#### [What you should do]
Reproduce every one of the rows below verbatim.

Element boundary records
________

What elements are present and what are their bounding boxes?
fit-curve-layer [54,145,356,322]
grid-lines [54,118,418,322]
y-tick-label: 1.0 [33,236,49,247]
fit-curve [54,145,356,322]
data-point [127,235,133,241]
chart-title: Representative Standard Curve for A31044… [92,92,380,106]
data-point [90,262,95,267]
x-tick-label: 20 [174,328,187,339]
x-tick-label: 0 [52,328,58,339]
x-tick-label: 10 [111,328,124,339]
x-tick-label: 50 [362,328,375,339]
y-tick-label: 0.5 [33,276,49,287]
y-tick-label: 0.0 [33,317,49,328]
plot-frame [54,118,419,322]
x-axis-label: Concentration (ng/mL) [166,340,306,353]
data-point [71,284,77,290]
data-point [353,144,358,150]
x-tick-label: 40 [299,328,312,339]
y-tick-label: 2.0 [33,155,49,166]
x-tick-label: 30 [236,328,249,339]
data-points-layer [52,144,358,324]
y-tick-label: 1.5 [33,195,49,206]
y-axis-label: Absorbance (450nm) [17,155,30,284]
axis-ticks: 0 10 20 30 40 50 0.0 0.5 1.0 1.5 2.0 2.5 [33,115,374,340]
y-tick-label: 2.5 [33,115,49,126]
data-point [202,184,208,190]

________

#### [Result of the exercise]
What elements are present and what are their bounding boxes?
fit-curve-layer [54,145,356,322]
grid-lines [54,118,418,322]
y-tick-label: 1.0 [33,236,49,247]
fit-curve [54,145,356,322]
data-point [127,235,133,241]
chart-title: Representative Standard Curve for A31044… [92,92,380,106]
data-point [90,262,95,267]
x-tick-label: 20 [174,328,187,339]
x-tick-label: 0 [52,328,58,339]
x-tick-label: 10 [111,328,124,339]
x-tick-label: 50 [362,328,375,339]
y-tick-label: 0.5 [33,276,49,287]
y-tick-label: 0.0 [33,317,49,328]
plot-frame [54,118,419,322]
x-axis-label: Concentration (ng/mL) [166,340,306,353]
data-point [71,284,77,290]
data-point [353,144,358,150]
x-tick-label: 40 [299,328,312,339]
y-tick-label: 2.0 [33,155,49,166]
x-tick-label: 30 [236,328,249,339]
data-points-layer [52,144,358,324]
y-tick-label: 1.5 [33,195,49,206]
y-axis-label: Absorbance (450nm) [17,155,30,284]
axis-ticks: 0 10 20 30 40 50 0.0 0.5 1.0 1.5 2.0 2.5 [33,115,374,340]
y-tick-label: 2.5 [33,115,49,126]
data-point [202,184,208,190]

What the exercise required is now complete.